▶ [EXERCISE DESCRIPTION]
Look at the entries below and reproduce them exactly.

▶ [LISTING]
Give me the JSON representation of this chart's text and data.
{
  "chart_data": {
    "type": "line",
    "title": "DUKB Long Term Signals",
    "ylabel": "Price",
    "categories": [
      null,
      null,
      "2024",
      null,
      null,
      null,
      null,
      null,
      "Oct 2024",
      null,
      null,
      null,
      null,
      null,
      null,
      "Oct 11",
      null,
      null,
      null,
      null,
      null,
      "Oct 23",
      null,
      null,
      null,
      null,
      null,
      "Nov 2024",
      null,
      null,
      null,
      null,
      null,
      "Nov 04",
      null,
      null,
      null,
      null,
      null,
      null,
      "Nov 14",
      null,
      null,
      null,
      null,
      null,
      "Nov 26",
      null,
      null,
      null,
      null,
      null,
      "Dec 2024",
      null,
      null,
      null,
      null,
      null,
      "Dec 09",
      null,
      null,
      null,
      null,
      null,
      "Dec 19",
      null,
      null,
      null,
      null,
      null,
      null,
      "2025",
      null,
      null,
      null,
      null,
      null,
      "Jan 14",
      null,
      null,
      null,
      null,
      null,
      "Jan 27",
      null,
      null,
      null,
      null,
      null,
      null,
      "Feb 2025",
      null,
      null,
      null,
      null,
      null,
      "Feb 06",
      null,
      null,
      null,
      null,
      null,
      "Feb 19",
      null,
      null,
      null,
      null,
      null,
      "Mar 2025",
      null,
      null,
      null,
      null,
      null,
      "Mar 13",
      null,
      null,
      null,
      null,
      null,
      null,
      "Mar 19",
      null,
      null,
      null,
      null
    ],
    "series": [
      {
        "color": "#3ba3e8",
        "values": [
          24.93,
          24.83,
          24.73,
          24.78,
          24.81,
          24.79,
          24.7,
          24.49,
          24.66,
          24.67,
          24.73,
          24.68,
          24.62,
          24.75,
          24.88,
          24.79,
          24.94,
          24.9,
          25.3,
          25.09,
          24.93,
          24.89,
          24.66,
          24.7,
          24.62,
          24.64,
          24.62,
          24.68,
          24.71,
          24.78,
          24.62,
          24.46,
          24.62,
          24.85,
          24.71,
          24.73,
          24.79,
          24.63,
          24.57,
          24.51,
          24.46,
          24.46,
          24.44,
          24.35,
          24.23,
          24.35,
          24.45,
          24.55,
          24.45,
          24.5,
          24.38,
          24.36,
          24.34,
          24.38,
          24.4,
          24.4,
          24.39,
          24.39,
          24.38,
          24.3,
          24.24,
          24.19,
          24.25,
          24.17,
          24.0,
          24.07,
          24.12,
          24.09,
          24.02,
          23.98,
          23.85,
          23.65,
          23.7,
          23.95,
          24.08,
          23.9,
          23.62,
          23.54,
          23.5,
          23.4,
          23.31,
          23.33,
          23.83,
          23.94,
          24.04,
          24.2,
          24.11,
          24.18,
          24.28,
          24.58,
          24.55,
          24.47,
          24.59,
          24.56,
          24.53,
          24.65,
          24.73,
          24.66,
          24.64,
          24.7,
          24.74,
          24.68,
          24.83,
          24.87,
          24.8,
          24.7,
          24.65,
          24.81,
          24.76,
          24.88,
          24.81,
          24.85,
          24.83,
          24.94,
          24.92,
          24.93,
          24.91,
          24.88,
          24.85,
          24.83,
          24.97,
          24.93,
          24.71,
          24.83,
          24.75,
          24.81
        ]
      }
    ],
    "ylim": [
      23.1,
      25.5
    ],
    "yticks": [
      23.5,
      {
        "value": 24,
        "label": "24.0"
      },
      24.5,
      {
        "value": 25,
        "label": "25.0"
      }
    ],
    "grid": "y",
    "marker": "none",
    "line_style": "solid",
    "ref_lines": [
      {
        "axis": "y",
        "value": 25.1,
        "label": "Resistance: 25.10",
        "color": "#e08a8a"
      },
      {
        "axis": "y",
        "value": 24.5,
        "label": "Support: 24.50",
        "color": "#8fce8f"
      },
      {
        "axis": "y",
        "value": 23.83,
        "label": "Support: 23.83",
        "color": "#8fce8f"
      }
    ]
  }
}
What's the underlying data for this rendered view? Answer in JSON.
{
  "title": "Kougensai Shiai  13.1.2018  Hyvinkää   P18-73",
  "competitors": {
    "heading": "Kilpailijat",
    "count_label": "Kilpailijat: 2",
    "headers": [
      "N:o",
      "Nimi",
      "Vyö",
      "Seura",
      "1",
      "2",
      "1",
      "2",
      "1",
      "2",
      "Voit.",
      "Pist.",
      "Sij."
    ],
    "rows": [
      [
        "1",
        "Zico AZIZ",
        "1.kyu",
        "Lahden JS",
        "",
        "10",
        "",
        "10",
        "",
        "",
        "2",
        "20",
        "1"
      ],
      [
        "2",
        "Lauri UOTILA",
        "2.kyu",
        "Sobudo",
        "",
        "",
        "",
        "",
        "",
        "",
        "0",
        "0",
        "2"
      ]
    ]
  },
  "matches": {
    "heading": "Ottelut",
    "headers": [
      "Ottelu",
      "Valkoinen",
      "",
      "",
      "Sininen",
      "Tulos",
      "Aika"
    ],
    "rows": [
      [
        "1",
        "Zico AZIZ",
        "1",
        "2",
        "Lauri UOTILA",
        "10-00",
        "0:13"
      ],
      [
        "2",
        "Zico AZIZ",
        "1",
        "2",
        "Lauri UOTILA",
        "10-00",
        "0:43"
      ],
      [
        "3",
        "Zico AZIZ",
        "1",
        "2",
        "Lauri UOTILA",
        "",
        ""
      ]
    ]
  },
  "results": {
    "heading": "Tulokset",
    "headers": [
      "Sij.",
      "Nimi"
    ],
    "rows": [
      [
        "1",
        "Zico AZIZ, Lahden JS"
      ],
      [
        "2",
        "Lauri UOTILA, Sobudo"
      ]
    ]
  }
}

▶ [REPLY]
Give me the JSON representation of this chart's text and data.
{
  "chart_data": {
    "type": "line",
    "title": "DUKB Long Term Signals",
    "ylabel": "Price",
    "categories": [
      null,
      null,
      "2024",
      null,
      null,
      null,
      null,
      null,
      "Oct 2024",
      null,
      null,
      null,
      null,
      null,
      null,
      "Oct 11",
      null,
      null,
      null,
      null,
      null,
      "Oct 23",
      null,
      null,
      null,
      null,
      null,
      "Nov 2024",
      null,
      null,
      null,
      null,
      null,
      "Nov 04",
      null,
      null,
      null,
      null,
      null,
      null,
      "Nov 14",
      null,
      null,
      null,
      null,
      null,
      "Nov 26",
      null,
      null,
      null,
      null,
      null,
      "Dec 2024",
      null,
      null,
      null,
      null,
      null,
      "Dec 09",
      null,
      null,
      null,
      null,
      null,
      "Dec 19",
      null,
      null,
      null,
      null,
      null,
      null,
      "2025",
      null,
      null,
      null,
      null,
      null,
      "Jan 14",
      null,
      null,
      null,
      null,
      null,
      "Jan 27",
      null,
      null,
      null,
      null,
      null,
      null,
      "Feb 2025",
      null,
      null,
      null,
      null,
      null,
      "Feb 06",
      null,
      null,
      null,
      null,
      null,
      "Feb 19",
      null,
      null,
      null,
      null,
      null,
      "Mar 2025",
      null,
      null,
      null,
      null,
      null,
      "Mar 13",
      null,
      null,
      null,
      null,
      null,
      null,
      "Mar 19",
      null,
      null,
      null,
      null
    ],
    "series": [
      {
        "color": "#3ba3e8",
        "values": [
          24.93,
          24.83,
          24.73,
          24.78,
          24.81,
          24.79,
          24.7,
          24.49,
          24.66,
          24.67,
          24.73,
          24.68,
          24.62,
          24.75,
          24.88,
          24.79,
          24.94,
          24.9,
          25.3,
          25.09,
          24.93,
          24.89,
          24.66,
          24.7,
          24.62,
          24.64,
          24.62,
          24.68,
          24.71,
          24.78,
          24.62,
          24.46,
          24.62,
          24.85,
          24.71,
          24.73,
          24.79,
          24.63,
          24.57,
          24.51,
          24.46,
          24.46,
          24.44,
          24.35,
          24.23,
          24.35,
          24.45,
          24.55,
          24.45,
          24.5,
          24.38,
          24.36,
          24.34,
          24.38,
          24.4,
          24.4,
          24.39,
          24.39,
          24.38,
          24.3,
          24.24,
          24.19,
          24.25,
          24.17,
          24.0,
          24.07,
          24.12,
          24.09,
          24.02,
          23.98,
          23.85,
          23.65,
          23.7,
          23.95,
          24.08,
          23.9,
          23.62,
          23.54,
          23.5,
          23.4,
          23.31,
          23.33,
          23.83,
          23.94,
          24.04,
          24.2,
          24.11,
          24.18,
          24.28,
          24.58,
          24.55,
          24.47,
          24.59,
          24.56,
          24.53,
          24.65,
          24.73,
          24.66,
          24.64,
          24.7,
          24.74,
          24.68,
          24.83,
          24.87,
          24.8,
          24.7,
          24.65,
          24.81,
          24.76,
          24.88,
          24.81,
          24.85,
          24.83,
          24.94,
          24.92,
          24.93,
          24.91,
          24.88,
          24.85,
          24.83,
          24.97,
          24.93,
          24.71,
          24.83,
          24.75,
          24.81
        ]
      }
    ],
    "ylim": [
      23.1,
      25.5
    ],
    "yticks": [
      23.5,
      {
        "value": 24,
        "label": "24.0"
      },
      24.5,
      {
        "value": 25,
        "label": "25.0"
      }
    ],
    "grid": "y",
    "marker": "none",
    "line_style": "solid",
    "ref_lines": [
      {
        "axis": "y",
        "value": 25.1,
        "label": "Resistance: 25.10",
        "color": "#e08a8a"
      },
      {
        "axis": "y",
        "value": 24.5,
        "label": "Support: 24.50",
        "color": "#8fce8f"
      },
      {
        "axis": "y",
        "value": 23.83,
        "label": "Support: 23.83",
        "color": "#8fce8f"
      }
    ]
  }
}
What's the underlying data for this rendered view? Answer in JSON.
{
  "title": "Kougensai Shiai  13.1.2018  Hyvinkää   P18-73",
  "competitors": {
    "heading": "Kilpailijat",
    "count_label": "Kilpailijat: 2",
    "headers": [
      "N:o",
      "Nimi",
      "Vyö",
      "Seura",
      "1",
      "2",
      "1",
      "2",
      "1",
      "2",
      "Voit.",
      "Pist.",
      "Sij."
    ],
    "rows": [
      [
        "1",
        "Zico AZIZ",
        "1.kyu",
        "Lahden JS",
        "",
        "10",
        "",
        "10",
        "",
        "",
        "2",
        "20",
        "1"
      ],
      [
        "2",
        "Lauri UOTILA",
        "2.kyu",
        "Sobudo",
        "",
        "",
        "",
        "",
        "",
        "",
        "0",
        "0",
        "2"
      ]
    ]
  },
  "matches": {
    "heading": "Ottelut",
    "headers": [
      "Ottelu",
      "Valkoinen",
      "",
      "",
      "Sininen",
      "Tulos",
      "Aika"
    ],
    "rows": [
      [
        "1",
        "Zico AZIZ",
        "1",
        "2",
        "Lauri UOTILA",
        "10-00",
        "0:13"
      ],
      [
        "2",
        "Zico AZIZ",
        "1",
        "2",
        "Lauri UOTILA",
        "10-00",
        "0:43"
      ],
      [
        "3",
        "Zico AZIZ",
        "1",
        "2",
        "Lauri UOTILA",
        "",
        ""
      ]
    ]
  },
  "results": {
    "heading": "Tulokset",
    "headers": [
      "Sij.",
      "Nimi"
    ],
    "rows": [
      [
        "1",
        "Zico AZIZ, Lahden JS"
      ],
      [
        "2",
        "Lauri UOTILA, Sobudo"
      ]
    ]
  }
}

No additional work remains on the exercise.